* BEGIN Data for this exercise *

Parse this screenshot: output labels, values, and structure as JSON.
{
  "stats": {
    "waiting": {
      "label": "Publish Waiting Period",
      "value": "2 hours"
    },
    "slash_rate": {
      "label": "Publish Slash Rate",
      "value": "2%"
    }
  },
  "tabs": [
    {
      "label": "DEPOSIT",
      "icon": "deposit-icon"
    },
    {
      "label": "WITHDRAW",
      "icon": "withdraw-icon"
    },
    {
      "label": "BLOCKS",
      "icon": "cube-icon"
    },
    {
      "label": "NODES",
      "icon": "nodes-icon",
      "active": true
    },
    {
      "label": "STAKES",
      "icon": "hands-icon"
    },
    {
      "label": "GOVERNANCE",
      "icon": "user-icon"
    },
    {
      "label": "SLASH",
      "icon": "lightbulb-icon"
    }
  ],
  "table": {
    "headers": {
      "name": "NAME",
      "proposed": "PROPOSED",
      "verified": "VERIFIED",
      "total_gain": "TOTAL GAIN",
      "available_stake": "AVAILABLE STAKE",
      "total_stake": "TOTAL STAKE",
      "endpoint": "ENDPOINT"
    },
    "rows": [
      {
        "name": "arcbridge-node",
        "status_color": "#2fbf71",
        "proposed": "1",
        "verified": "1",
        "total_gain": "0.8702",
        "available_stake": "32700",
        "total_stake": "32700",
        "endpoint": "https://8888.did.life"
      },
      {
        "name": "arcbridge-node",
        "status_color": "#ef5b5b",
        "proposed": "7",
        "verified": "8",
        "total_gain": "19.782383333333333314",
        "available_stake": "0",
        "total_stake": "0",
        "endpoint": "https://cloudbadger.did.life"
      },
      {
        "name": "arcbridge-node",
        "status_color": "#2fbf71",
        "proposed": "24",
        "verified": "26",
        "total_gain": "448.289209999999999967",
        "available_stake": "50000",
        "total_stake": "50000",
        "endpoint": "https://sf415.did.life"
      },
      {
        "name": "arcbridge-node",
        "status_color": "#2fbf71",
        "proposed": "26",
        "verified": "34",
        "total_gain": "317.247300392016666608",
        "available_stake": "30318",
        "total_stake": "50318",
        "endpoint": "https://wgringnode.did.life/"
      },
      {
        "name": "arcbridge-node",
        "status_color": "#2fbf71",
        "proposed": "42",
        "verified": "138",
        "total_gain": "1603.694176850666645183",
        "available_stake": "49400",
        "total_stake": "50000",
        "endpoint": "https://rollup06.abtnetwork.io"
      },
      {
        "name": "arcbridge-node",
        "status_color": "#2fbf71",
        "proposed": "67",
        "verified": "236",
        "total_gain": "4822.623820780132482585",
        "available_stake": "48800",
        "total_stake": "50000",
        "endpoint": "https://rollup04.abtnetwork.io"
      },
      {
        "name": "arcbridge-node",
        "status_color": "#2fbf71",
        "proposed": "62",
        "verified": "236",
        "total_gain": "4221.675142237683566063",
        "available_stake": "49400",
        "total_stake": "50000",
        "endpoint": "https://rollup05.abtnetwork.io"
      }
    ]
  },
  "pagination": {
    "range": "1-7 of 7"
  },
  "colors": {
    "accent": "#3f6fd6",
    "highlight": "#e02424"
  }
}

* END Data for this exercise *

— Aim —
From the entries above, return each line with the word "icon" in it.

— Answer below —
      "icon": "deposit-icon"
      "icon": "withdraw-icon"
      "icon": "cube-icon"
      "icon": "nodes-icon",
      "icon": "hands-icon"
      "icon": "user-icon"
      "icon": "lightbulb-icon"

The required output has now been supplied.